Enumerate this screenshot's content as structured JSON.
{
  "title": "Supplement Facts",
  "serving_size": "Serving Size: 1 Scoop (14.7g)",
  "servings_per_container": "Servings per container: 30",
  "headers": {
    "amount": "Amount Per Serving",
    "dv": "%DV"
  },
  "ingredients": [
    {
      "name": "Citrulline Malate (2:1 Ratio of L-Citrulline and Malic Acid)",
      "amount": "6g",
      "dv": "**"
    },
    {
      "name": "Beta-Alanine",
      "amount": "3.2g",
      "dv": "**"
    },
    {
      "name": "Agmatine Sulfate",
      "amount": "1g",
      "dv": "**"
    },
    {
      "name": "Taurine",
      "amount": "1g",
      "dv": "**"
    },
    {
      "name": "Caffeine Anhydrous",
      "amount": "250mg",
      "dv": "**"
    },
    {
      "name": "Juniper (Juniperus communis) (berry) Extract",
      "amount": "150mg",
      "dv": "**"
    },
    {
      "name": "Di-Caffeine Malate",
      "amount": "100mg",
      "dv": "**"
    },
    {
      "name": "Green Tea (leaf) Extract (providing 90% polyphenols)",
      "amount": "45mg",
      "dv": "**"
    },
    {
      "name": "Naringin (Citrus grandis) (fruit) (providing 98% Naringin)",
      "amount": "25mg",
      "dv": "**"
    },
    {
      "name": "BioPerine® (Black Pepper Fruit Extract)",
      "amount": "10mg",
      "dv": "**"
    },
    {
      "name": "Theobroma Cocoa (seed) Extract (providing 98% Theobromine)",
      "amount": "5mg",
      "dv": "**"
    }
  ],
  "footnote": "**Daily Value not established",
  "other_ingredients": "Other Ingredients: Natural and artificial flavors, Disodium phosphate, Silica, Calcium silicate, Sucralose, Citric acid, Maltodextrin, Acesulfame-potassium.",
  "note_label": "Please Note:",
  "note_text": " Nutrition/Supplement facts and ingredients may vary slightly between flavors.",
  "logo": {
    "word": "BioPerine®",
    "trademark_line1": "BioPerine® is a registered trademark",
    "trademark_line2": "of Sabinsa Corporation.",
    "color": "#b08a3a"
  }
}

---

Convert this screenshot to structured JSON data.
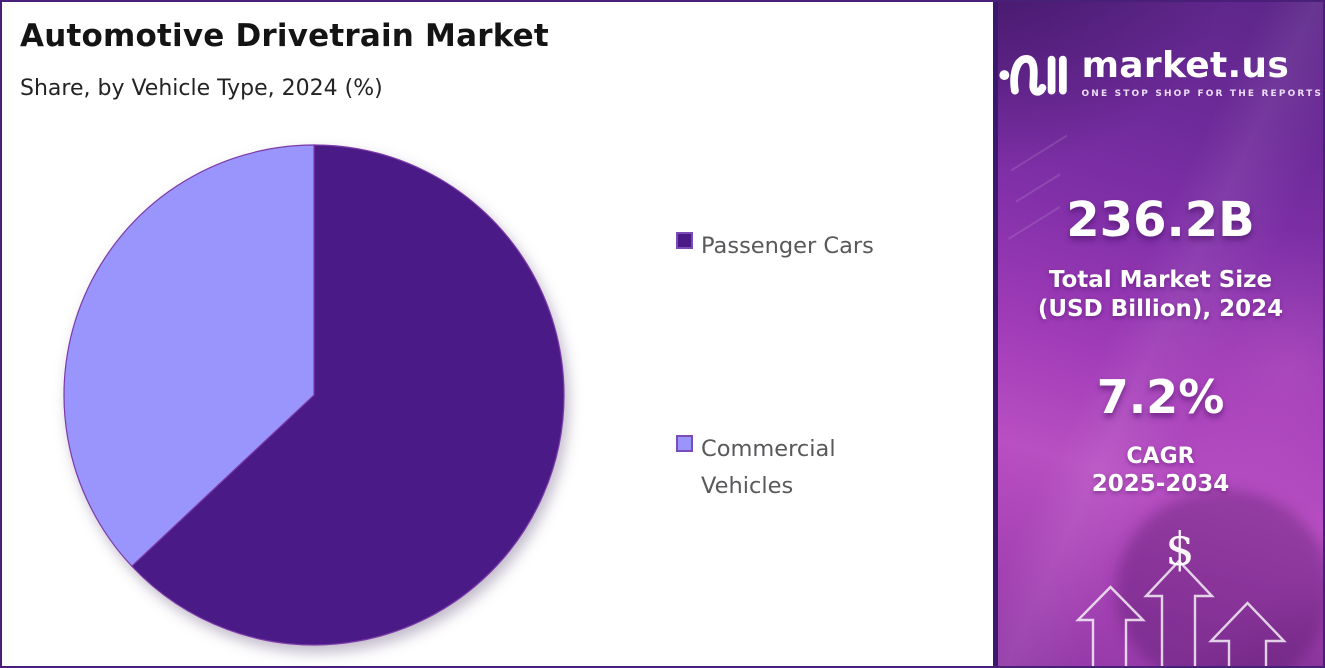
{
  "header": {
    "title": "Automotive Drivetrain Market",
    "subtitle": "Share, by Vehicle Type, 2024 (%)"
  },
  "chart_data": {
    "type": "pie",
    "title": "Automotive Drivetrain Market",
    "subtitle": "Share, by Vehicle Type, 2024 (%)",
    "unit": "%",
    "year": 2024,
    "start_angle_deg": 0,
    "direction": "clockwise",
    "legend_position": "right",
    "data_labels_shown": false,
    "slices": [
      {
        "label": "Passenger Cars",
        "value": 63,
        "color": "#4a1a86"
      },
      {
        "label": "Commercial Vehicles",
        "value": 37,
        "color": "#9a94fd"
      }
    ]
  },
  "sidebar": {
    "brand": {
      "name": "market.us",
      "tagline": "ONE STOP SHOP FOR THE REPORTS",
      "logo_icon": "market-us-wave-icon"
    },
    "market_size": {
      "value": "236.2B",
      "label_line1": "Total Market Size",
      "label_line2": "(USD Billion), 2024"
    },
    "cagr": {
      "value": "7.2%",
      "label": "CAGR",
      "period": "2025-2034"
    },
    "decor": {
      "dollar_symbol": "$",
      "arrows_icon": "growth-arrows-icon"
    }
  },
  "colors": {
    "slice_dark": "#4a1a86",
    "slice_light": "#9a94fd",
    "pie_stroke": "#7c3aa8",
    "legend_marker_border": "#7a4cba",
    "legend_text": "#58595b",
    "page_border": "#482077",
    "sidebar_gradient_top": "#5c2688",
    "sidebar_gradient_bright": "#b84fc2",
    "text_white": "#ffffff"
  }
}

* [The problem] Scan the material above. Extract every line in which the word "subtitle" occurs.

* [Result of this task]
    "subtitle": "Share, by Vehicle Type, 2024 (%)"
    "subtitle": "Share, by Vehicle Type, 2024 (%)",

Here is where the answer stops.